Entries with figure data

——

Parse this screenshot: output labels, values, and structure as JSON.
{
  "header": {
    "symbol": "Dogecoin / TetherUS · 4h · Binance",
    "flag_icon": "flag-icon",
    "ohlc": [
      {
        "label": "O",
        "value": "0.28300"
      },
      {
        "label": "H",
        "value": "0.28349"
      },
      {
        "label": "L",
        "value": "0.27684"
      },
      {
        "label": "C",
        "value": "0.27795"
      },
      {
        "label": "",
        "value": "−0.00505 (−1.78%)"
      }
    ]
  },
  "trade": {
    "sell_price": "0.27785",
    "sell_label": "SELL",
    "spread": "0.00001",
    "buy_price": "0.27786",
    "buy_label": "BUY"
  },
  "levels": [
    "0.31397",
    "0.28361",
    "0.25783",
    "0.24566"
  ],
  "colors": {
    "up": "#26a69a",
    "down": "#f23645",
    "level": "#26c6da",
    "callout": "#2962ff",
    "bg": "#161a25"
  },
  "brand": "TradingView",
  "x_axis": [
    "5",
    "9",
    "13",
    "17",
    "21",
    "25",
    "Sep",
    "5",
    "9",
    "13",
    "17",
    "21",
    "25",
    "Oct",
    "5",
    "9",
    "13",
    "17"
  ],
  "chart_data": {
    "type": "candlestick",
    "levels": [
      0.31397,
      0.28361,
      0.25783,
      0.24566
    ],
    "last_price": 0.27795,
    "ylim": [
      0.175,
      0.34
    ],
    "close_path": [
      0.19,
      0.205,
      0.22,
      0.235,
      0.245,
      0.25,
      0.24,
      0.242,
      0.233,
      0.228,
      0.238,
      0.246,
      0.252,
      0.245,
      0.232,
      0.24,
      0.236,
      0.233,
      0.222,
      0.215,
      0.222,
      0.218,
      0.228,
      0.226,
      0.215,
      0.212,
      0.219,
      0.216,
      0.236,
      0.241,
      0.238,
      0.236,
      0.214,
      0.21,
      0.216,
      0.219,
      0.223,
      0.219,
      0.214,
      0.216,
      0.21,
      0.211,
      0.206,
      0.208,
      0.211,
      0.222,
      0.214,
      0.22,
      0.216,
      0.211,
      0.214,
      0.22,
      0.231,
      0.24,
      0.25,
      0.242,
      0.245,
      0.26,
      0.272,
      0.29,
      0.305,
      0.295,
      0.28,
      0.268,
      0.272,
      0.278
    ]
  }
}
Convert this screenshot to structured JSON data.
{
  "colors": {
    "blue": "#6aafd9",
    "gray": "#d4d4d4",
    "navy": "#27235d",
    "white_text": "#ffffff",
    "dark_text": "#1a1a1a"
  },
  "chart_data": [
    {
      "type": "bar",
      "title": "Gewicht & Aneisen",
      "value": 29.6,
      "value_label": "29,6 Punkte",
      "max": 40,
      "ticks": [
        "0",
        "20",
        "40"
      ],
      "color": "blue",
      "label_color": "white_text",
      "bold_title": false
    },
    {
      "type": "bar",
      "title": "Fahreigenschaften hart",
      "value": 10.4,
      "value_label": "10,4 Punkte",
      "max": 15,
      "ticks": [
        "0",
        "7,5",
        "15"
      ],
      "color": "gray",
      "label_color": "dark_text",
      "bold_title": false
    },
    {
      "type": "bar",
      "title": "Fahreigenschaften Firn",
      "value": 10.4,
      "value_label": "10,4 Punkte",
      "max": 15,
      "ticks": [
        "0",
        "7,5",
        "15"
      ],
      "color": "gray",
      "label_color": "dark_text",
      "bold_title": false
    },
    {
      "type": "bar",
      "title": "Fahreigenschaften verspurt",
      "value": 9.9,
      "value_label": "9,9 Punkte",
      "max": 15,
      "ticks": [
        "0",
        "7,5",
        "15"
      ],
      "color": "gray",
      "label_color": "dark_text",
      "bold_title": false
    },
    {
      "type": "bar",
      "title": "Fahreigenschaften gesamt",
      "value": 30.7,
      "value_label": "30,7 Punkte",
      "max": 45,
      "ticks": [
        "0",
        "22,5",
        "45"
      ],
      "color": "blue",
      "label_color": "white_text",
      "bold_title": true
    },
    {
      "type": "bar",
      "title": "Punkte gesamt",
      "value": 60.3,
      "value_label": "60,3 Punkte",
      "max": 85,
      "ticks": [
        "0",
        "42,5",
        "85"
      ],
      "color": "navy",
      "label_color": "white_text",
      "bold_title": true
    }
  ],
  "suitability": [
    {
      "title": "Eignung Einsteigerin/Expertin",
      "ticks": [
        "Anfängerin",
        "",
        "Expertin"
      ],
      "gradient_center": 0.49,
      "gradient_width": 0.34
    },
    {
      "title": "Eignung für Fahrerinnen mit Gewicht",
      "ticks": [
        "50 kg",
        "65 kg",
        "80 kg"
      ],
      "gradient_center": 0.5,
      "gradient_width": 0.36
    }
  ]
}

——

• TASK
Return the number of lines that include the word "Eignung", and nothing else.

• RESULT OF THE EXERCISE
2